▶ _STATED EXERCISE_
Repeat each entry as written and leave the images out of the copy.

# START OF EXTRACTED MATERIAL

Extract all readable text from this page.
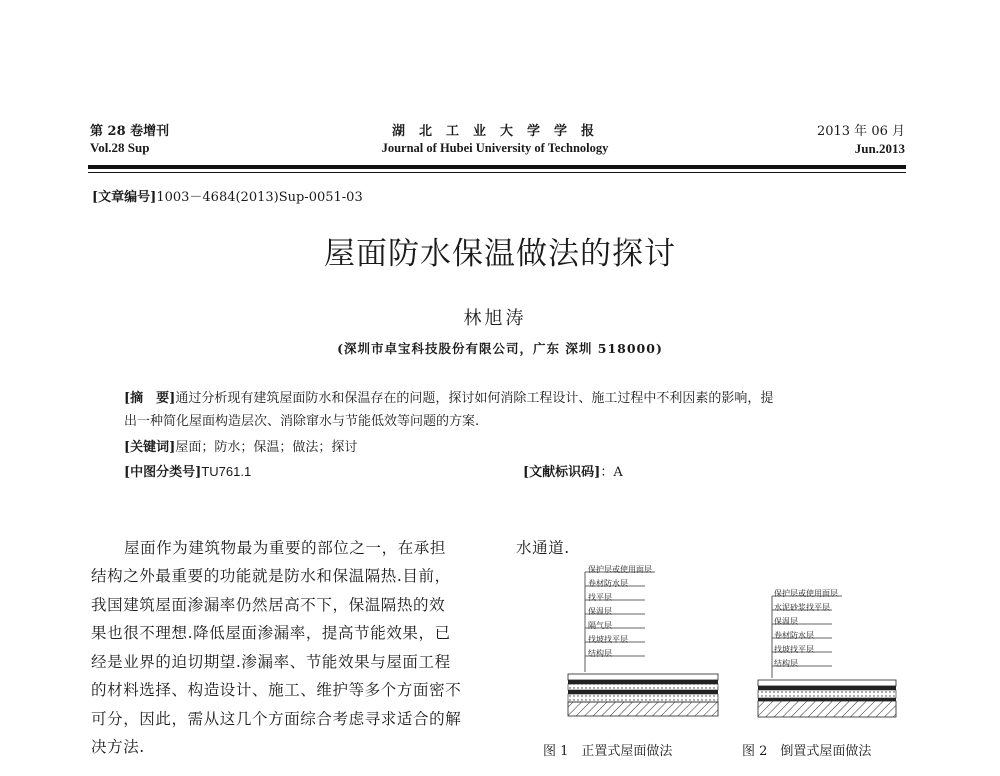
第 28 卷增刊
Vol.28 Sup
湖北工业大学学报
Journal of Hubei University of Technology
2013 年 06 月
Jun.2013
[文章编号]1003－4684(2013)Sup-0051-03
屋面防水保温做法的探讨
林旭涛
(深圳市卓宝科技股份有限公司，广东 深圳 518000)
[摘　要]通过分析现有建筑屋面防水和保温存在的问题，探讨如何消除工程设计、施工过程中不利因素的影响，提
出一种简化屋面构造层次、消除窜水与节能低效等问题的方案.
[关键词]屋面；防水；保温；做法；探讨
[中图分类号]TU761.1	[文献标识码]：A
屋面作为建筑物最为重要的部位之一，在承担
结构之外最重要的功能就是防水和保温隔热.目前，
我国建筑屋面渗漏率仍然居高不下，保温隔热的效
果也很不理想.降低屋面渗漏率，提高节能效果，已
经是业界的迫切期望.渗漏率、节能效果与屋面工程
的材料选择、构造设计、施工、维护等多个方面密不
可分，因此，需从这几个方面综合考虑寻求适合的解
决方法.
水通道.
保护层或使用面层
卷材防水层
找平层
保温层
隔气层
找坡找平层
结构层
图 1　正置式屋面做法
保护层或使用面层
水泥砂浆找平层
保温层
卷材防水层
找坡找平层
结构层
图 2　倒置式屋面做法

# END OF EXTRACTED MATERIAL

▶ _REPLY_
Extract all readable text from this page.
第 28 卷增刊
Vol.28 Sup
湖北工业大学学报
Journal of Hubei University of Technology
2013 年 06 月
Jun.2013
[文章编号]1003－4684(2013)Sup-0051-03
屋面防水保温做法的探讨
林旭涛
(深圳市卓宝科技股份有限公司，广东 深圳 518000)
[摘　要]通过分析现有建筑屋面防水和保温存在的问题，探讨如何消除工程设计、施工过程中不利因素的影响，提
出一种简化屋面构造层次、消除窜水与节能低效等问题的方案.
[关键词]屋面；防水；保温；做法；探讨
[中图分类号]TU761.1	[文献标识码]：A
屋面作为建筑物最为重要的部位之一，在承担
结构之外最重要的功能就是防水和保温隔热.目前，
我国建筑屋面渗漏率仍然居高不下，保温隔热的效
果也很不理想.降低屋面渗漏率，提高节能效果，已
经是业界的迫切期望.渗漏率、节能效果与屋面工程
的材料选择、构造设计、施工、维护等多个方面密不
可分，因此，需从这几个方面综合考虑寻求适合的解
决方法.
水通道.
保护层或使用面层
卷材防水层
找平层
保温层
隔气层
找坡找平层
结构层
图 1　正置式屋面做法
保护层或使用面层
水泥砂浆找平层
保温层
卷材防水层
找坡找平层
结构层
图 2　倒置式屋面做法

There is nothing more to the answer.